Record extracts
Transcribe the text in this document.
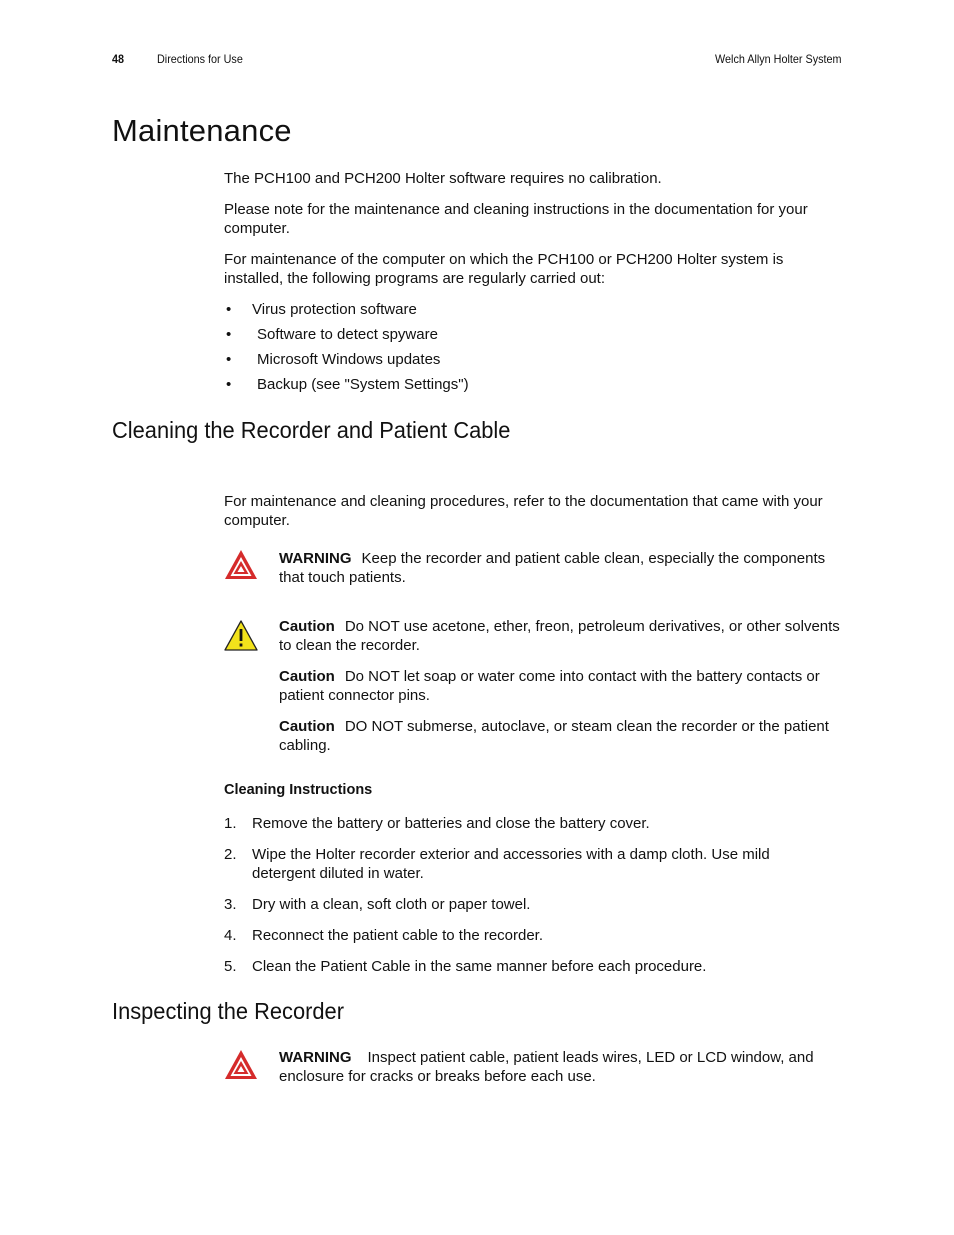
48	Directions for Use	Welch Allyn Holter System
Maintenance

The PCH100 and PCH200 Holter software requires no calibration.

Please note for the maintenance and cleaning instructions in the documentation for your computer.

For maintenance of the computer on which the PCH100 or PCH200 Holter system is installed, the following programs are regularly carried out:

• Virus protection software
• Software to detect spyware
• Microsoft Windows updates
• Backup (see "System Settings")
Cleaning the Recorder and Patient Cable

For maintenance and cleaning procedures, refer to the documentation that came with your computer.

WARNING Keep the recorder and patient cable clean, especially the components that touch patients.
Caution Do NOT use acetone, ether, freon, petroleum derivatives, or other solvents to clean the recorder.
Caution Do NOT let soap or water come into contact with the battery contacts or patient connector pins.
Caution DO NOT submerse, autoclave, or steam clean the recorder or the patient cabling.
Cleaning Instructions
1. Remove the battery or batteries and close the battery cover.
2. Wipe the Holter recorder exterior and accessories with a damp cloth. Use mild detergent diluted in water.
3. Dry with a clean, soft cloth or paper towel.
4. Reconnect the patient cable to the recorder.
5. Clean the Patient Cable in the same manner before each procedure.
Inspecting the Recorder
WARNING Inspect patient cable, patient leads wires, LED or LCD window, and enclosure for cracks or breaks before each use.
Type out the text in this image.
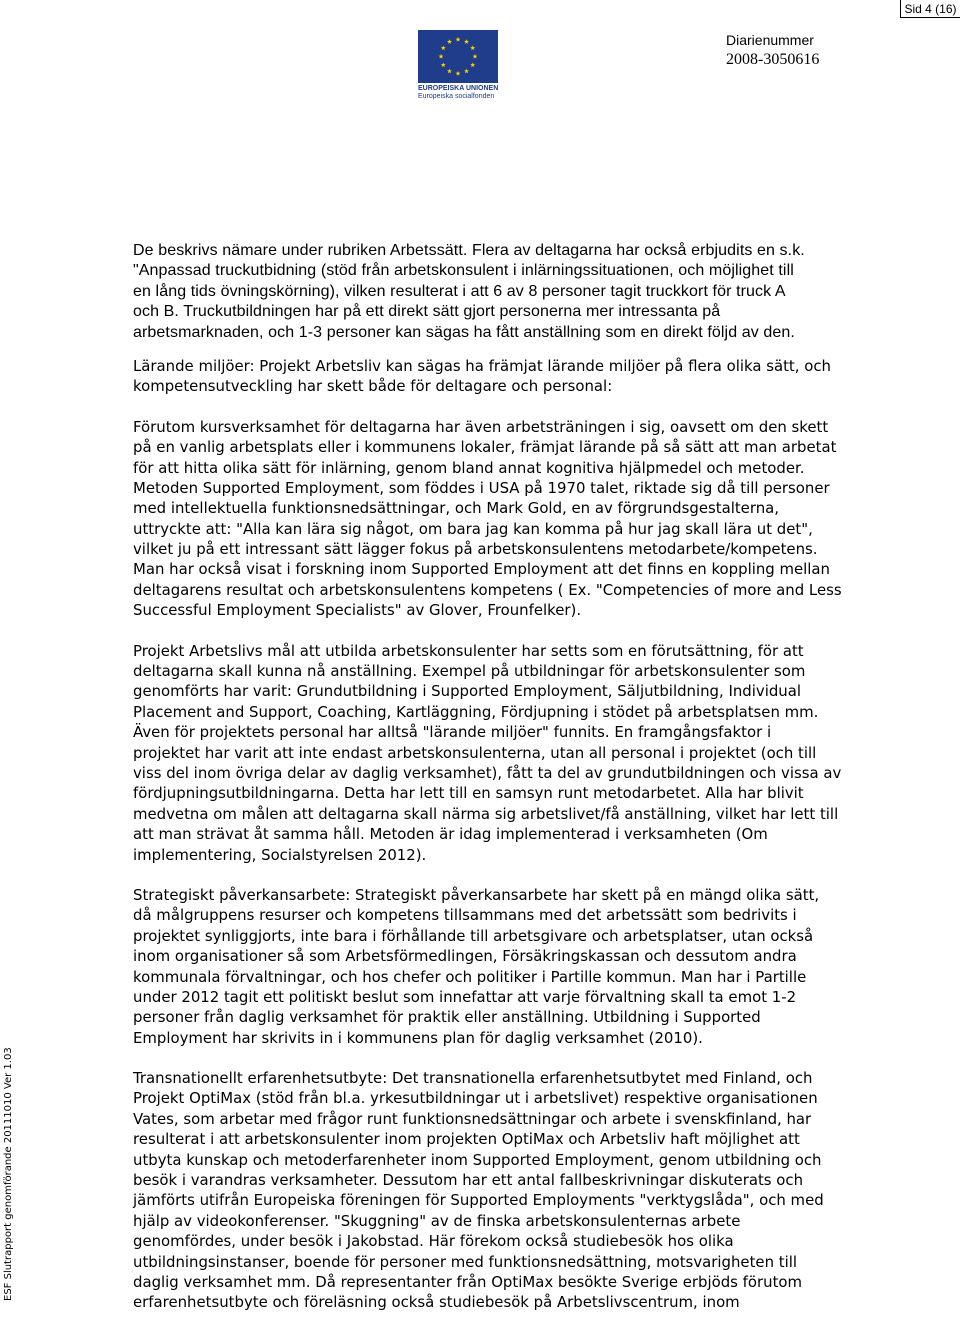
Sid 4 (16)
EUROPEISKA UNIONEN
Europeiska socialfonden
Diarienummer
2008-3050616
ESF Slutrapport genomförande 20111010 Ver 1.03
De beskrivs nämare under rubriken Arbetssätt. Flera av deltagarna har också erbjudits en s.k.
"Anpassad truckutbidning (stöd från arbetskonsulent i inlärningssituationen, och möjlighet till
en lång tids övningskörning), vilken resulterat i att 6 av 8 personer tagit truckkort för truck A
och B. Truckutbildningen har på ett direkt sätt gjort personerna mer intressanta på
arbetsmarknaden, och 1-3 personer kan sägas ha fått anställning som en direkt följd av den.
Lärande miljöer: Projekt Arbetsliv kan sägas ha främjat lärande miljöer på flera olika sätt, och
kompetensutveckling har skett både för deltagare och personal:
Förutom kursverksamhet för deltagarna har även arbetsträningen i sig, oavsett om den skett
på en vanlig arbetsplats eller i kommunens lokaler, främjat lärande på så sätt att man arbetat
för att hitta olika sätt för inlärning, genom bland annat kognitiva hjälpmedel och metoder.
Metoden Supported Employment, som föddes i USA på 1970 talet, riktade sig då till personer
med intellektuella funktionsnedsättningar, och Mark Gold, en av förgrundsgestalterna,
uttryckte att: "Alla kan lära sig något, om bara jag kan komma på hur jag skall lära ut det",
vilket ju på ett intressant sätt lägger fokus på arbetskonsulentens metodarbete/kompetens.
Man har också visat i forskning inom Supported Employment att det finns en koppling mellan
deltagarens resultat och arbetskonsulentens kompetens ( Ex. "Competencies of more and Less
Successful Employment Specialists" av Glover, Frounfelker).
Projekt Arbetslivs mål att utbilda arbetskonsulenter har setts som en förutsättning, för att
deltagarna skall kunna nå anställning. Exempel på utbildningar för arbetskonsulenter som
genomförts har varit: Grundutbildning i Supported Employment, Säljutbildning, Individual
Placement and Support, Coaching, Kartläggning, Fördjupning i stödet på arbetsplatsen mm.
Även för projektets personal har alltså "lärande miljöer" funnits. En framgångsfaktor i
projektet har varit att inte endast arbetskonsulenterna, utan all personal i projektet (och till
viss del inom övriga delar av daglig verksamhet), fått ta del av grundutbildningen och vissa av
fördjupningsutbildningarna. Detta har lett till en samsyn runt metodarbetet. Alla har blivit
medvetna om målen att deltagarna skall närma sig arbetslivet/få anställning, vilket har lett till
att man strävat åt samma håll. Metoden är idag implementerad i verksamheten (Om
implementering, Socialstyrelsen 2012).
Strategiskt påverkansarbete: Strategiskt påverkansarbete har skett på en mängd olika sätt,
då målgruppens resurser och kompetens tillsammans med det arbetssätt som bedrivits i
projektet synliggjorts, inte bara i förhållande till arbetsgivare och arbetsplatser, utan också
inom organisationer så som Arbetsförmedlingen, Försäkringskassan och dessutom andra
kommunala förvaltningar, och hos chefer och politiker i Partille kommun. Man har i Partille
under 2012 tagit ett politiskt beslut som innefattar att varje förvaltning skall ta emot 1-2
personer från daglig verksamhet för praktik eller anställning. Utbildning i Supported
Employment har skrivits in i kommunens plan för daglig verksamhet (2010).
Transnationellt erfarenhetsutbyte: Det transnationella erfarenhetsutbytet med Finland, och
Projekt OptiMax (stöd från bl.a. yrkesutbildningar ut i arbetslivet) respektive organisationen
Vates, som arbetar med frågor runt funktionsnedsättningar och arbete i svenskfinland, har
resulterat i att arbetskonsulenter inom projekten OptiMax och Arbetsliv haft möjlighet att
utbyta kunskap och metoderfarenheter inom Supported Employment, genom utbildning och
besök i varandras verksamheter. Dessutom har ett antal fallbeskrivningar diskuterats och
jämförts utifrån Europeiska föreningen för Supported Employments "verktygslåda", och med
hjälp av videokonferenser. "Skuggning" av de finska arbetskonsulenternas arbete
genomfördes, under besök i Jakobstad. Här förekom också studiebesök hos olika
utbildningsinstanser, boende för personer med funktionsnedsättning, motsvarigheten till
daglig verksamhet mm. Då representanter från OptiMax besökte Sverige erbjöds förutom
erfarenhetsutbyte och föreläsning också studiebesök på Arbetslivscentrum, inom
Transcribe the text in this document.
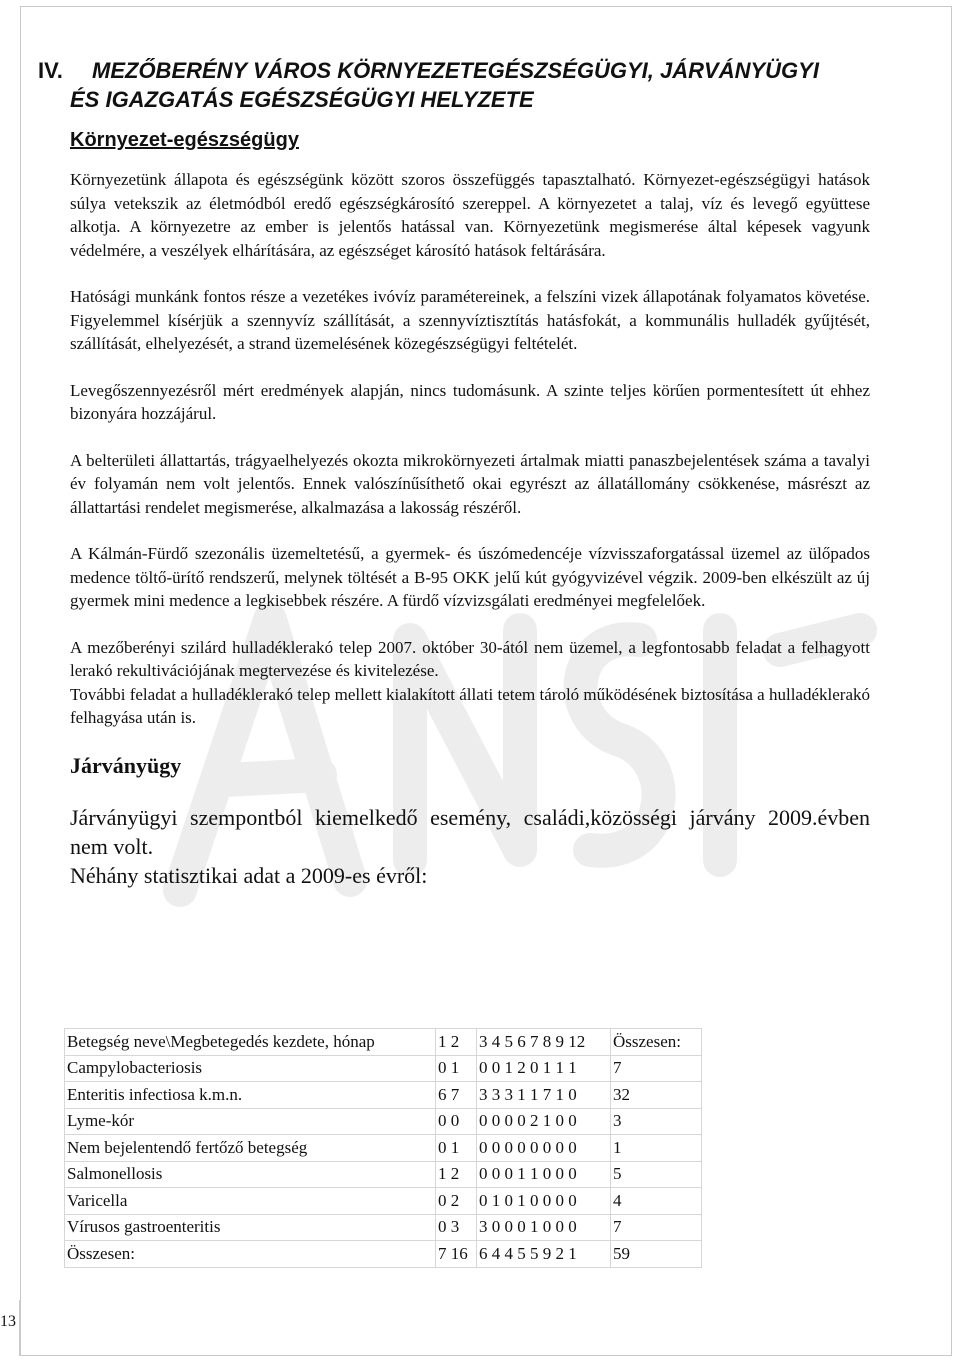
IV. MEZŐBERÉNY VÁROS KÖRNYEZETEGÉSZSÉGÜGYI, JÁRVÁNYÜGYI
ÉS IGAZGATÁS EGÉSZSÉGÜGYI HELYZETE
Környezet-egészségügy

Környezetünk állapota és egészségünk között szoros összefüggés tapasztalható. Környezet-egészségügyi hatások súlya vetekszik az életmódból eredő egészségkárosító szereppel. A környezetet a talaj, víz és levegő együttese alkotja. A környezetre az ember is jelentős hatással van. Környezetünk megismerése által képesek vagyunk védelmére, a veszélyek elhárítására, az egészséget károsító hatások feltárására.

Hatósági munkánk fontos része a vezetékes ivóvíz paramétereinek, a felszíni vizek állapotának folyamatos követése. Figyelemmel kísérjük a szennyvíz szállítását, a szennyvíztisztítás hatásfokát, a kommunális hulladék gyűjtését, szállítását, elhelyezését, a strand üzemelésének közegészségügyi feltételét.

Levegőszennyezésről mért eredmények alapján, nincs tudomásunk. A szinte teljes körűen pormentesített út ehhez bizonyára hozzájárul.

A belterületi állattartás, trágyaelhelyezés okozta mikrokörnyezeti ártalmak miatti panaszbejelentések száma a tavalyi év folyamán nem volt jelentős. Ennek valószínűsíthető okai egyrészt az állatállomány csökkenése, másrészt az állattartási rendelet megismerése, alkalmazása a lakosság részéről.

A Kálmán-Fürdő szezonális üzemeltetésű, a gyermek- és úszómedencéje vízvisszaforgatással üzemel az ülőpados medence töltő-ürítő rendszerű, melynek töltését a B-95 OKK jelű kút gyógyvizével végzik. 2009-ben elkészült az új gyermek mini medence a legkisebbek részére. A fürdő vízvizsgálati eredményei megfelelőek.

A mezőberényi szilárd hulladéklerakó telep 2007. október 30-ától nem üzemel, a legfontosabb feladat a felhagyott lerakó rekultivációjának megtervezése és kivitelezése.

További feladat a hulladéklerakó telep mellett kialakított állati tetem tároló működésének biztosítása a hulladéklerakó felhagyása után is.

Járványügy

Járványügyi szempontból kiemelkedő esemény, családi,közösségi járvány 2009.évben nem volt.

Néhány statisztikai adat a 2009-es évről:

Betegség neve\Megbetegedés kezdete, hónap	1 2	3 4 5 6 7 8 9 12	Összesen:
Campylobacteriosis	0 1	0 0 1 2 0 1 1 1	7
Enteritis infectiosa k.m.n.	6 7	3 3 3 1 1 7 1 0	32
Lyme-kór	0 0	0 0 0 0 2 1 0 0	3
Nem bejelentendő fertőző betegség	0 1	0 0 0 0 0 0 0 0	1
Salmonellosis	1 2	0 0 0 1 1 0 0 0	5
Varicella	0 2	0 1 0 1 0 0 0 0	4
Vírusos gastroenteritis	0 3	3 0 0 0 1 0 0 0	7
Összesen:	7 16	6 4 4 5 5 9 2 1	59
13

Aim of the exercise
The answer must be every line of the entries that includes the word "också".

Result
De beskrivs nämare under rubriken Arbetssätt. Flera av deltagarna har också erbjudits en s.k.
Man har också visat i forskning inom Supported Employment att det finns en koppling mellan
projektet synliggjorts, inte bara i förhållande till arbetsgivare och arbetsplatser, utan också
genomfördes, under besök i Jakobstad. Här förekom också studiebesök hos olika
erfarenhetsutbyte och föreläsning också studiebesök på Arbetslivscentrum, inom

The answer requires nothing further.